-- MATERIALS PROVIDED start --
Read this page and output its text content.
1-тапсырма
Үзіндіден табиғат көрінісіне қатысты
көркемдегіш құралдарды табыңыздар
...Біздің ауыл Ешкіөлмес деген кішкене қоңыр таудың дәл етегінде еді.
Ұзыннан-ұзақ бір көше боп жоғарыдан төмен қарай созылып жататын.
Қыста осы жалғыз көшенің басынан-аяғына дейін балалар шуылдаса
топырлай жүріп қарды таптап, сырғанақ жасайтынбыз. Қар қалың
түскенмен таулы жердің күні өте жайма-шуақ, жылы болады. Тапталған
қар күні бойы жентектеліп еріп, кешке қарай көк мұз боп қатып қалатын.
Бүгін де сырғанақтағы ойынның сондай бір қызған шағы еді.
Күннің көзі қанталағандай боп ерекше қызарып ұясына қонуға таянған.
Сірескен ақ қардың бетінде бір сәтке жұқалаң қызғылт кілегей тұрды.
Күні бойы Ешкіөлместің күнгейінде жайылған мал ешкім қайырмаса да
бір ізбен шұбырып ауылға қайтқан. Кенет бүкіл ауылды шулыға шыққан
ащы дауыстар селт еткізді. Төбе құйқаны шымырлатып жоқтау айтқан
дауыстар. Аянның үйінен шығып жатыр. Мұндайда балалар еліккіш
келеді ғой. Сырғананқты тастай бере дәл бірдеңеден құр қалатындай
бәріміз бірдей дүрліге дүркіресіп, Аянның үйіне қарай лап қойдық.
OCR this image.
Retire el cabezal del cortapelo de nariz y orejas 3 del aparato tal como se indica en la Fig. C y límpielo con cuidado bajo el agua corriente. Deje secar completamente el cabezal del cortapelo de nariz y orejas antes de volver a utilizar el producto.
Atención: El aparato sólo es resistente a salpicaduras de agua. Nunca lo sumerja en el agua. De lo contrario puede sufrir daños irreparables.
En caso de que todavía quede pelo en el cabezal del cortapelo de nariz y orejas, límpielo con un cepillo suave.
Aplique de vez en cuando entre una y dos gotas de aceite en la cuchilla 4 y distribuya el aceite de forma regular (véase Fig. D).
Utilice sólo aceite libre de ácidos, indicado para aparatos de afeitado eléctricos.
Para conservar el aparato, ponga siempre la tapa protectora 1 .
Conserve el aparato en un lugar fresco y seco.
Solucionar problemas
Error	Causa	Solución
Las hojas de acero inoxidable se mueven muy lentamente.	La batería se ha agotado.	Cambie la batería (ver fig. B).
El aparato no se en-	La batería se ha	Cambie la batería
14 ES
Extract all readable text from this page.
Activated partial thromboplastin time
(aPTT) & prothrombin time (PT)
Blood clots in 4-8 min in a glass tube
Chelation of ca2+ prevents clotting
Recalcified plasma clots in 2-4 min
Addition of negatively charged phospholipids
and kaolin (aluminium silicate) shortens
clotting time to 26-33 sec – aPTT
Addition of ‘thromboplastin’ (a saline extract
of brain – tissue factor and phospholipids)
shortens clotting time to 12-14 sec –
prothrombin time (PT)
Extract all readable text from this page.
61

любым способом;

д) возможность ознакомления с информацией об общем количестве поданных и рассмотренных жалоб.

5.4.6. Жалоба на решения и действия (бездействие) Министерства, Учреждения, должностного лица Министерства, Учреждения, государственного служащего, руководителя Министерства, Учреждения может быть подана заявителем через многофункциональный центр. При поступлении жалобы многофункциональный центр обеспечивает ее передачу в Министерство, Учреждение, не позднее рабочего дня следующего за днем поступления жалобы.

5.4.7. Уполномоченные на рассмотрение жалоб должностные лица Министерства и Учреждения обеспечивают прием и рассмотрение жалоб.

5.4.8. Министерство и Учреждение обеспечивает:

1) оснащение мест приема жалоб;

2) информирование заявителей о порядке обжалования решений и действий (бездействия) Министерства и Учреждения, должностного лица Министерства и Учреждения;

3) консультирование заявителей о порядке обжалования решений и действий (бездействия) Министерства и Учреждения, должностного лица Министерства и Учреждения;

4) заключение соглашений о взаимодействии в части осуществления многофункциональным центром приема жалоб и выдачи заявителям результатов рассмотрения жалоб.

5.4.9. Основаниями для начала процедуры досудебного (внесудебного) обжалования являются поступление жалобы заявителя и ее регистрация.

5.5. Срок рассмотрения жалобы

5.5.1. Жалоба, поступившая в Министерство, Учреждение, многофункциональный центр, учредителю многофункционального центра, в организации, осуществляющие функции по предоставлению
-- MATERIALS PROVIDED end --
EXERCISE AIM: Find the string "бойы" in the entries above and return each line that holds it.

SOLUTION TO THE PROBLEM:
қар күні бойы жентектеліп еріп, кешке қарай көк мұз боп қатып қалатын.
Күні бойы Ешкіөлместің күнгейінде жайылған мал ешкім қайырмаса да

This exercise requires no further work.